* start *
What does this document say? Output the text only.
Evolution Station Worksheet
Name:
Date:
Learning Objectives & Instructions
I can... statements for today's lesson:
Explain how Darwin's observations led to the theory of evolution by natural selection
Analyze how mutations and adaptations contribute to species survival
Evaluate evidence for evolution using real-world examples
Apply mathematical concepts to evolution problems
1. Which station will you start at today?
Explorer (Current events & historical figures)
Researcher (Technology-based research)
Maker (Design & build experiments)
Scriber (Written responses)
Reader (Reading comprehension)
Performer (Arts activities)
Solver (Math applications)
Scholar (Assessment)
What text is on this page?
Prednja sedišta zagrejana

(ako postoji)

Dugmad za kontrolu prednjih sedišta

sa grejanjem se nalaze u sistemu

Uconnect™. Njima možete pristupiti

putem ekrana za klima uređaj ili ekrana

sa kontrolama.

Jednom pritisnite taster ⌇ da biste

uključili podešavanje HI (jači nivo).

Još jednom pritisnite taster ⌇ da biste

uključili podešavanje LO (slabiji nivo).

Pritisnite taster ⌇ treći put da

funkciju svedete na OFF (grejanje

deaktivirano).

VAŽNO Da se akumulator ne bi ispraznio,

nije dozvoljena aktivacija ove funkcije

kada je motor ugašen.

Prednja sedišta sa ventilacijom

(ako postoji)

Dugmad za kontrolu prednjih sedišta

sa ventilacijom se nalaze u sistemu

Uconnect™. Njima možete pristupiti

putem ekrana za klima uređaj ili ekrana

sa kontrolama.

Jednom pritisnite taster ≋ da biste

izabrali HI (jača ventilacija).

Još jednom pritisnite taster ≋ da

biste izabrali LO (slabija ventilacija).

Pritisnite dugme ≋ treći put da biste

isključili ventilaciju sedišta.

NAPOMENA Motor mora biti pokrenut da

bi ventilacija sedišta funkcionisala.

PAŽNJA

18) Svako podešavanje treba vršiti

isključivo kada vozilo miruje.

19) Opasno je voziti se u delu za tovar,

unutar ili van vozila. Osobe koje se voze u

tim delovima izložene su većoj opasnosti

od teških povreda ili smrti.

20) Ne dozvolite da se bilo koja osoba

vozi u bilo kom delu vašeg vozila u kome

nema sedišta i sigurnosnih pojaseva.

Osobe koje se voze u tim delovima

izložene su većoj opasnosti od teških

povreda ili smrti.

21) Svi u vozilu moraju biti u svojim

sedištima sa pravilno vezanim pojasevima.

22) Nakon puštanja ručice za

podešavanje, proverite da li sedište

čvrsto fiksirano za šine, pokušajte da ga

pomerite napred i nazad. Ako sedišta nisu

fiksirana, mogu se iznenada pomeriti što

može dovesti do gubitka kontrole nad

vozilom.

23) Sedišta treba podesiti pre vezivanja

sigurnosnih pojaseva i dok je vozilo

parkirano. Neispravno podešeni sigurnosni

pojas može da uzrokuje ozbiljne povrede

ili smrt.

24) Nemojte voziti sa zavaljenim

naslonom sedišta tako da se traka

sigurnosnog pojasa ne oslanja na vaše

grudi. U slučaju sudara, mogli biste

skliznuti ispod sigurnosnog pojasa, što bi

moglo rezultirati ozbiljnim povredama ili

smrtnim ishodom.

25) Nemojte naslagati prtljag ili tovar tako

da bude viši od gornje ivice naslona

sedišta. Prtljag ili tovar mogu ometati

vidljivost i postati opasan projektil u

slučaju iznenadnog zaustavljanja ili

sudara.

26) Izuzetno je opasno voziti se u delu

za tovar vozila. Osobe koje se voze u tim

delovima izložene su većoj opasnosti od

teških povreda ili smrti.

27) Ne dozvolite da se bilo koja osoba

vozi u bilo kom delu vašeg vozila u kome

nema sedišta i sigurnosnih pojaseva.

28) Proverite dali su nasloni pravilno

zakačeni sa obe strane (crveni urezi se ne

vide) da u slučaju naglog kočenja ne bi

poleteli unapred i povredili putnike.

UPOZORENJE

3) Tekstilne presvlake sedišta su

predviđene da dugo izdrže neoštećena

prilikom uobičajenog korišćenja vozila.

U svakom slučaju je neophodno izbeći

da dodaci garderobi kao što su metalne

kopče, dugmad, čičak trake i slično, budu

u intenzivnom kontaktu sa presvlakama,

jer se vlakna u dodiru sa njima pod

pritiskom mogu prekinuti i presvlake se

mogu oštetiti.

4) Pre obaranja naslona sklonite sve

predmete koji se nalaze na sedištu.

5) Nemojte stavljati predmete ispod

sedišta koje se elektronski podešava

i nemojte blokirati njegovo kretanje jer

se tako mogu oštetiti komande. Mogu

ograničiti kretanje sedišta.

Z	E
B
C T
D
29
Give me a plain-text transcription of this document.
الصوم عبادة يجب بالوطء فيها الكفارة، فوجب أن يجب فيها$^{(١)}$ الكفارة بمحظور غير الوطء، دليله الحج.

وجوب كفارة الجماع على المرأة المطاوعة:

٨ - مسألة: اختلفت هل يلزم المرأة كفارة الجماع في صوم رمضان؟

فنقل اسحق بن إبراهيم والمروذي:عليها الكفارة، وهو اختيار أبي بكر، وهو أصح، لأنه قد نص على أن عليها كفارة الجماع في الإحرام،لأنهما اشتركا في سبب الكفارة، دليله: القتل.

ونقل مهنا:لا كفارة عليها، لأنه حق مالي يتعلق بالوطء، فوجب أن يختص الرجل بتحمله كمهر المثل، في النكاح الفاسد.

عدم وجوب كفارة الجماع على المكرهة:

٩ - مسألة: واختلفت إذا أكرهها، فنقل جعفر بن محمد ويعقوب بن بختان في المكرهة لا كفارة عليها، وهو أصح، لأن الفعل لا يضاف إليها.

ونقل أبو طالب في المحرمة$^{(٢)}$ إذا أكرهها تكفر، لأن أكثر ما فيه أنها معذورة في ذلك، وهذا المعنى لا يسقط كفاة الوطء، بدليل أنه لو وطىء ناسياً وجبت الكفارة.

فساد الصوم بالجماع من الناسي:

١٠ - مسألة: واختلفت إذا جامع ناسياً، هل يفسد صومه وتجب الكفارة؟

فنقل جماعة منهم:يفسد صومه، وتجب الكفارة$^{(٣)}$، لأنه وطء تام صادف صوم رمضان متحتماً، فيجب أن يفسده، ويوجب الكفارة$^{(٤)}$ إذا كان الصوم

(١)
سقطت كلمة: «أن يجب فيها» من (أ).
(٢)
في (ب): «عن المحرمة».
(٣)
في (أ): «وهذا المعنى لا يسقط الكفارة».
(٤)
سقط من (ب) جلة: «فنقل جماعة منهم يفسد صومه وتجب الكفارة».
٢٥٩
* end *
■ **Instructions for the task**
Repeat every line of the records above exactly.

■ **Answer to the problem**
What does this document say? Output the text only.
Evolution Station Worksheet
Name:
Date:
Learning Objectives & Instructions
I can... statements for today's lesson:
Explain how Darwin's observations led to the theory of evolution by natural selection
Analyze how mutations and adaptations contribute to species survival
Evaluate evidence for evolution using real-world examples
Apply mathematical concepts to evolution problems
1. Which station will you start at today?
Explorer (Current events & historical figures)
Researcher (Technology-based research)
Maker (Design & build experiments)
Scriber (Written responses)
Reader (Reading comprehension)
Performer (Arts activities)
Solver (Math applications)
Scholar (Assessment)
What text is on this page?
Prednja sedišta zagrejana

(ako postoji)

Dugmad za kontrolu prednjih sedišta

sa grejanjem se nalaze u sistemu

Uconnect™. Njima možete pristupiti

putem ekrana za klima uređaj ili ekrana

sa kontrolama.

Jednom pritisnite taster ⌇ da biste

uključili podešavanje HI (jači nivo).

Još jednom pritisnite taster ⌇ da biste

uključili podešavanje LO (slabiji nivo).

Pritisnite taster ⌇ treći put da

funkciju svedete na OFF (grejanje

deaktivirano).

VAŽNO Da se akumulator ne bi ispraznio,

nije dozvoljena aktivacija ove funkcije

kada je motor ugašen.

Prednja sedišta sa ventilacijom

(ako postoji)

Dugmad za kontrolu prednjih sedišta

sa ventilacijom se nalaze u sistemu

Uconnect™. Njima možete pristupiti

putem ekrana za klima uređaj ili ekrana

sa kontrolama.

Jednom pritisnite taster ≋ da biste

izabrali HI (jača ventilacija).

Još jednom pritisnite taster ≋ da

biste izabrali LO (slabija ventilacija).

Pritisnite dugme ≋ treći put da biste

isključili ventilaciju sedišta.

NAPOMENA Motor mora biti pokrenut da

bi ventilacija sedišta funkcionisala.

PAŽNJA

18) Svako podešavanje treba vršiti

isključivo kada vozilo miruje.

19) Opasno je voziti se u delu za tovar,

unutar ili van vozila. Osobe koje se voze u

tim delovima izložene su većoj opasnosti

od teških povreda ili smrti.

20) Ne dozvolite da se bilo koja osoba

vozi u bilo kom delu vašeg vozila u kome

nema sedišta i sigurnosnih pojaseva.

Osobe koje se voze u tim delovima

izložene su većoj opasnosti od teških

povreda ili smrti.

21) Svi u vozilu moraju biti u svojim

sedištima sa pravilno vezanim pojasevima.

22) Nakon puštanja ručice za

podešavanje, proverite da li sedište

čvrsto fiksirano za šine, pokušajte da ga

pomerite napred i nazad. Ako sedišta nisu

fiksirana, mogu se iznenada pomeriti što

može dovesti do gubitka kontrole nad

vozilom.

23) Sedišta treba podesiti pre vezivanja

sigurnosnih pojaseva i dok je vozilo

parkirano. Neispravno podešeni sigurnosni

pojas može da uzrokuje ozbiljne povrede

ili smrt.

24) Nemojte voziti sa zavaljenim

naslonom sedišta tako da se traka

sigurnosnog pojasa ne oslanja na vaše

grudi. U slučaju sudara, mogli biste

skliznuti ispod sigurnosnog pojasa, što bi

moglo rezultirati ozbiljnim povredama ili

smrtnim ishodom.

25) Nemojte naslagati prtljag ili tovar tako

da bude viši od gornje ivice naslona

sedišta. Prtljag ili tovar mogu ometati

vidljivost i postati opasan projektil u

slučaju iznenadnog zaustavljanja ili

sudara.

26) Izuzetno je opasno voziti se u delu

za tovar vozila. Osobe koje se voze u tim

delovima izložene su većoj opasnosti od

teških povreda ili smrti.

27) Ne dozvolite da se bilo koja osoba

vozi u bilo kom delu vašeg vozila u kome

nema sedišta i sigurnosnih pojaseva.

28) Proverite dali su nasloni pravilno

zakačeni sa obe strane (crveni urezi se ne

vide) da u slučaju naglog kočenja ne bi

poleteli unapred i povredili putnike.

UPOZORENJE

3) Tekstilne presvlake sedišta su

predviđene da dugo izdrže neoštećena

prilikom uobičajenog korišćenja vozila.

U svakom slučaju je neophodno izbeći

da dodaci garderobi kao što su metalne

kopče, dugmad, čičak trake i slično, budu

u intenzivnom kontaktu sa presvlakama,

jer se vlakna u dodiru sa njima pod

pritiskom mogu prekinuti i presvlake se

mogu oštetiti.

4) Pre obaranja naslona sklonite sve

predmete koji se nalaze na sedištu.

5) Nemojte stavljati predmete ispod

sedišta koje se elektronski podešava

i nemojte blokirati njegovo kretanje jer

se tako mogu oštetiti komande. Mogu

ograničiti kretanje sedišta.

Z	E
B
C T
D
29
Give me a plain-text transcription of this document.
الصوم عبادة يجب بالوطء فيها الكفارة، فوجب أن يجب فيها$^{(١)}$ الكفارة بمحظور غير الوطء، دليله الحج.

وجوب كفارة الجماع على المرأة المطاوعة:

٨ - مسألة: اختلفت هل يلزم المرأة كفارة الجماع في صوم رمضان؟

فنقل اسحق بن إبراهيم والمروذي:عليها الكفارة، وهو اختيار أبي بكر، وهو أصح، لأنه قد نص على أن عليها كفارة الجماع في الإحرام،لأنهما اشتركا في سبب الكفارة، دليله: القتل.

ونقل مهنا:لا كفارة عليها، لأنه حق مالي يتعلق بالوطء، فوجب أن يختص الرجل بتحمله كمهر المثل، في النكاح الفاسد.

عدم وجوب كفارة الجماع على المكرهة:

٩ - مسألة: واختلفت إذا أكرهها، فنقل جعفر بن محمد ويعقوب بن بختان في المكرهة لا كفارة عليها، وهو أصح، لأن الفعل لا يضاف إليها.

ونقل أبو طالب في المحرمة$^{(٢)}$ إذا أكرهها تكفر، لأن أكثر ما فيه أنها معذورة في ذلك، وهذا المعنى لا يسقط كفاة الوطء، بدليل أنه لو وطىء ناسياً وجبت الكفارة.

فساد الصوم بالجماع من الناسي:

١٠ - مسألة: واختلفت إذا جامع ناسياً، هل يفسد صومه وتجب الكفارة؟

فنقل جماعة منهم:يفسد صومه، وتجب الكفارة$^{(٣)}$، لأنه وطء تام صادف صوم رمضان متحتماً، فيجب أن يفسده، ويوجب الكفارة$^{(٤)}$ إذا كان الصوم

(١)
سقطت كلمة: «أن يجب فيها» من (أ).
(٢)
في (ب): «عن المحرمة».
(٣)
في (أ): «وهذا المعنى لا يسقط الكفارة».
(٤)
سقط من (ب) جلة: «فنقل جماعة منهم يفسد صومه وتجب الكفارة».
٢٥٩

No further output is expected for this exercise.